_EXERCISE GOAL_. Wherever "JSON" appears in a line, copy that line.

_EXERCISE MATERIALS_.
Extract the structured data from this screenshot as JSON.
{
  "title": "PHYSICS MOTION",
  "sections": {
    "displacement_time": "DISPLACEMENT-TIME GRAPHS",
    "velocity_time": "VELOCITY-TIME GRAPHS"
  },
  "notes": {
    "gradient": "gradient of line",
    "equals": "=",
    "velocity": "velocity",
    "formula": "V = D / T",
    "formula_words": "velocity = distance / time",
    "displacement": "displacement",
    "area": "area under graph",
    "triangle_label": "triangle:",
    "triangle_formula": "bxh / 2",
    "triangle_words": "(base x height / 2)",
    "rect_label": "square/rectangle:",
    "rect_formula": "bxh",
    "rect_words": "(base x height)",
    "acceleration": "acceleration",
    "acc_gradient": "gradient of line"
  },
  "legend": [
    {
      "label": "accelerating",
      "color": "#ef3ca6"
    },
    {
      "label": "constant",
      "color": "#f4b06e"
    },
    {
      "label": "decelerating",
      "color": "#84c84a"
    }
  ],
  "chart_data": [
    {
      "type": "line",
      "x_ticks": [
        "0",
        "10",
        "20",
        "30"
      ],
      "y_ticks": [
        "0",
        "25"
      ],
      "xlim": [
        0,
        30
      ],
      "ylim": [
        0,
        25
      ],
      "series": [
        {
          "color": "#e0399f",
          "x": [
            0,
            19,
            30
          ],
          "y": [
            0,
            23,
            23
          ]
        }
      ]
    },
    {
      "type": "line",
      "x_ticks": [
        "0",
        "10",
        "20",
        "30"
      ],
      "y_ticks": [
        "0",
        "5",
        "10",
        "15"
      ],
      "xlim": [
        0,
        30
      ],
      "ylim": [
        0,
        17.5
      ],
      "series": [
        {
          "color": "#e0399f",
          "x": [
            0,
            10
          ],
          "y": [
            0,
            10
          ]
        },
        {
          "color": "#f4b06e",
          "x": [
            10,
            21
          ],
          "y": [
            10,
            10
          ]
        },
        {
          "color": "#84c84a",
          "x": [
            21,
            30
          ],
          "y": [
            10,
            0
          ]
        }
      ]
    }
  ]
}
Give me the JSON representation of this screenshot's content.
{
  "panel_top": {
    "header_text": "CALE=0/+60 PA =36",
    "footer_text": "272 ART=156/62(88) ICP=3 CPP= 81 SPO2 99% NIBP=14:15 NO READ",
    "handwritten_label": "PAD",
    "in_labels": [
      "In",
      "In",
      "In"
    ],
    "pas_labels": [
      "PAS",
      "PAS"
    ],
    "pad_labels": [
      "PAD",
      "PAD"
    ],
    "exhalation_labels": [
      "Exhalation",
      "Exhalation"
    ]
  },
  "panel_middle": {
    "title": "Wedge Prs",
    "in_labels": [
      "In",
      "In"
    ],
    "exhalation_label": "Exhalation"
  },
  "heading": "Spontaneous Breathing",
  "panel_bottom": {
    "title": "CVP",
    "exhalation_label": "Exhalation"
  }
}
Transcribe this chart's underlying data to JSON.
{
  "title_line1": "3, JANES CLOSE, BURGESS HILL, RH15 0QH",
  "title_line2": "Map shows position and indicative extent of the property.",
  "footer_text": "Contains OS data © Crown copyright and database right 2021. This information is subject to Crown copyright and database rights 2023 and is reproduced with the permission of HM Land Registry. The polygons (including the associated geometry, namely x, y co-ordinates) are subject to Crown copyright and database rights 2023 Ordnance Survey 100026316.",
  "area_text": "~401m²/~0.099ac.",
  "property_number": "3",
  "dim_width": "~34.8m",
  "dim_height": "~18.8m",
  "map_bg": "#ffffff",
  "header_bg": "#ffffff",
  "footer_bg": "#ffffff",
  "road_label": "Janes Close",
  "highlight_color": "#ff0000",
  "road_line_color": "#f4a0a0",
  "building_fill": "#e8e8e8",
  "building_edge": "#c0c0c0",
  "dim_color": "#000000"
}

_FINAL ANSWER_.
Extract the structured data from this screenshot as JSON.
Give me the JSON representation of this screenshot's content.
Transcribe this chart's underlying data to JSON.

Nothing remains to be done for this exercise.